**Problem**
Across the entries below, count the lines in which the word "Площадка" occurs. Reply with the count alone.

--- Start ---

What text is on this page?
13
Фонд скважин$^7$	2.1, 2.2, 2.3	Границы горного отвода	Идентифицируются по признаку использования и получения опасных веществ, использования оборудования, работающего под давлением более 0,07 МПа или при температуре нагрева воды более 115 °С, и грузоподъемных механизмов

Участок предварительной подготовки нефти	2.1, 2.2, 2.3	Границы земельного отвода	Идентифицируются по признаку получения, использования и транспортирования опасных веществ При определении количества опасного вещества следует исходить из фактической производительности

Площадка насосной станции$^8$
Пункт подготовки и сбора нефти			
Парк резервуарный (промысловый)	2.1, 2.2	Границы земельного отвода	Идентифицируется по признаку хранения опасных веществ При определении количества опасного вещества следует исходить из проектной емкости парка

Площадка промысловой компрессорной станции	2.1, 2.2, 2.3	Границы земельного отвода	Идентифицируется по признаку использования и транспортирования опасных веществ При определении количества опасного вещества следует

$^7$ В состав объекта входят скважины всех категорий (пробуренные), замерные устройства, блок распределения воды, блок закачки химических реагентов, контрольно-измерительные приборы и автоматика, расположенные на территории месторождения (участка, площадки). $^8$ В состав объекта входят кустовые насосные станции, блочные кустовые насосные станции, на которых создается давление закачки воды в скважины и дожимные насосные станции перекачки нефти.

--- End ---

**Full response**
2